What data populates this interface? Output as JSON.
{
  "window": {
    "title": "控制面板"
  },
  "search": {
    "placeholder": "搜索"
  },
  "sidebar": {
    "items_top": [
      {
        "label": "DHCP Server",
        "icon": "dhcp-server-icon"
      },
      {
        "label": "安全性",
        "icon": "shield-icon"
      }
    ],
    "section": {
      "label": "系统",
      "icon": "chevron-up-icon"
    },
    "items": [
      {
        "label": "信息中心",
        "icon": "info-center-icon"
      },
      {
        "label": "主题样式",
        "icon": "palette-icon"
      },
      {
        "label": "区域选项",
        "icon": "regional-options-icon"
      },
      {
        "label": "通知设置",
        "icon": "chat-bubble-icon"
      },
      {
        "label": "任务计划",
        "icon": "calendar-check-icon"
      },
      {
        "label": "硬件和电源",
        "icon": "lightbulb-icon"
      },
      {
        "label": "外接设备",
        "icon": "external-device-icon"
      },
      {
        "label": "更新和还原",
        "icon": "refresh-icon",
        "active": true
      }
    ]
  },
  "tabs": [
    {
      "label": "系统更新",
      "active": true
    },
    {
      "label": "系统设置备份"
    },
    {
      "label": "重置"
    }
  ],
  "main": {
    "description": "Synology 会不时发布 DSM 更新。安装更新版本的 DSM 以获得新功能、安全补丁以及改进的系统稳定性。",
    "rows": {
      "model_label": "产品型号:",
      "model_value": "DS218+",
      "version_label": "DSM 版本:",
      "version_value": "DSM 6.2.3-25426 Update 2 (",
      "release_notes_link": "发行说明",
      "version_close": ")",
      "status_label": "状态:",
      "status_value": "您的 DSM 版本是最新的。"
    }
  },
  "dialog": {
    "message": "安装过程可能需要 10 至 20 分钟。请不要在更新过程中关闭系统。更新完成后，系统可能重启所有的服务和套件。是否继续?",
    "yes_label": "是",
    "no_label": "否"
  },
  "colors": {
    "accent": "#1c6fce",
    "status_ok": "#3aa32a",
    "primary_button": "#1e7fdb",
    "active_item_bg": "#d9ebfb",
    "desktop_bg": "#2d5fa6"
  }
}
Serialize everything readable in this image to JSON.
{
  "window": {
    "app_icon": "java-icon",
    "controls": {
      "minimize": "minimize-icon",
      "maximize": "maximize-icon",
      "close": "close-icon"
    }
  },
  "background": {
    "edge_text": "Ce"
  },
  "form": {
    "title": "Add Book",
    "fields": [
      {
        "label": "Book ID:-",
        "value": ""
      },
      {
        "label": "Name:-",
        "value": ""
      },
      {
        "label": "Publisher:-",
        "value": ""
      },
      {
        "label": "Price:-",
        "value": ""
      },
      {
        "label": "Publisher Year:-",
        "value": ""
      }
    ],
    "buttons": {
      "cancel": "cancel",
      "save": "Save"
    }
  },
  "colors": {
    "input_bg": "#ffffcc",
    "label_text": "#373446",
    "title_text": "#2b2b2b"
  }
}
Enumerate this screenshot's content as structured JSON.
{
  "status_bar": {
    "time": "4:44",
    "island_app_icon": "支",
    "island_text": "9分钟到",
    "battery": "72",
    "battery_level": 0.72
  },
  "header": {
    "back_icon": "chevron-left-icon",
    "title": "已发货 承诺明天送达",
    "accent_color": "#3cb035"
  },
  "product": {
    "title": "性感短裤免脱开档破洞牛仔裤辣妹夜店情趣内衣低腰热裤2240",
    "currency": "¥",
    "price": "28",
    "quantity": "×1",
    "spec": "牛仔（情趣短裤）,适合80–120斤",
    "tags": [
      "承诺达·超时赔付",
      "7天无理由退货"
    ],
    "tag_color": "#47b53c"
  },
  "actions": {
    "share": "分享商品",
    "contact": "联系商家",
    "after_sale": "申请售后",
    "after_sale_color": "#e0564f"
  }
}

### [Task to carry out]
Nothing may be left out: return each entry exactly as it reads.

### [Exercise response]
What data populates this interface? Output as JSON.
{
  "window": {
    "title": "控制面板"
  },
  "search": {
    "placeholder": "搜索"
  },
  "sidebar": {
    "items_top": [
      {
        "label": "DHCP Server",
        "icon": "dhcp-server-icon"
      },
      {
        "label": "安全性",
        "icon": "shield-icon"
      }
    ],
    "section": {
      "label": "系统",
      "icon": "chevron-up-icon"
    },
    "items": [
      {
        "label": "信息中心",
        "icon": "info-center-icon"
      },
      {
        "label": "主题样式",
        "icon": "palette-icon"
      },
      {
        "label": "区域选项",
        "icon": "regional-options-icon"
      },
      {
        "label": "通知设置",
        "icon": "chat-bubble-icon"
      },
      {
        "label": "任务计划",
        "icon": "calendar-check-icon"
      },
      {
        "label": "硬件和电源",
        "icon": "lightbulb-icon"
      },
      {
        "label": "外接设备",
        "icon": "external-device-icon"
      },
      {
        "label": "更新和还原",
        "icon": "refresh-icon",
        "active": true
      }
    ]
  },
  "tabs": [
    {
      "label": "系统更新",
      "active": true
    },
    {
      "label": "系统设置备份"
    },
    {
      "label": "重置"
    }
  ],
  "main": {
    "description": "Synology 会不时发布 DSM 更新。安装更新版本的 DSM 以获得新功能、安全补丁以及改进的系统稳定性。",
    "rows": {
      "model_label": "产品型号:",
      "model_value": "DS218+",
      "version_label": "DSM 版本:",
      "version_value": "DSM 6.2.3-25426 Update 2 (",
      "release_notes_link": "发行说明",
      "version_close": ")",
      "status_label": "状态:",
      "status_value": "您的 DSM 版本是最新的。"
    }
  },
  "dialog": {
    "message": "安装过程可能需要 10 至 20 分钟。请不要在更新过程中关闭系统。更新完成后，系统可能重启所有的服务和套件。是否继续?",
    "yes_label": "是",
    "no_label": "否"
  },
  "colors": {
    "accent": "#1c6fce",
    "status_ok": "#3aa32a",
    "primary_button": "#1e7fdb",
    "active_item_bg": "#d9ebfb",
    "desktop_bg": "#2d5fa6"
  }
}
Serialize everything readable in this image to JSON.
{
  "window": {
    "app_icon": "java-icon",
    "controls": {
      "minimize": "minimize-icon",
      "maximize": "maximize-icon",
      "close": "close-icon"
    }
  },
  "background": {
    "edge_text": "Ce"
  },
  "form": {
    "title": "Add Book",
    "fields": [
      {
        "label": "Book ID:-",
        "value": ""
      },
      {
        "label": "Name:-",
        "value": ""
      },
      {
        "label": "Publisher:-",
        "value": ""
      },
      {
        "label": "Price:-",
        "value": ""
      },
      {
        "label": "Publisher Year:-",
        "value": ""
      }
    ],
    "buttons": {
      "cancel": "cancel",
      "save": "Save"
    }
  },
  "colors": {
    "input_bg": "#ffffcc",
    "label_text": "#373446",
    "title_text": "#2b2b2b"
  }
}
Enumerate this screenshot's content as structured JSON.
{
  "status_bar": {
    "time": "4:44",
    "island_app_icon": "支",
    "island_text": "9分钟到",
    "battery": "72",
    "battery_level": 0.72
  },
  "header": {
    "back_icon": "chevron-left-icon",
    "title": "已发货 承诺明天送达",
    "accent_color": "#3cb035"
  },
  "product": {
    "title": "性感短裤免脱开档破洞牛仔裤辣妹夜店情趣内衣低腰热裤2240",
    "currency": "¥",
    "price": "28",
    "quantity": "×1",
    "spec": "牛仔（情趣短裤）,适合80–120斤",
    "tags": [
      "承诺达·超时赔付",
      "7天无理由退货"
    ],
    "tag_color": "#47b53c"
  },
  "actions": {
    "share": "分享商品",
    "contact": "联系商家",
    "after_sale": "申请售后",
    "after_sale_color": "#e0564f"
  }
}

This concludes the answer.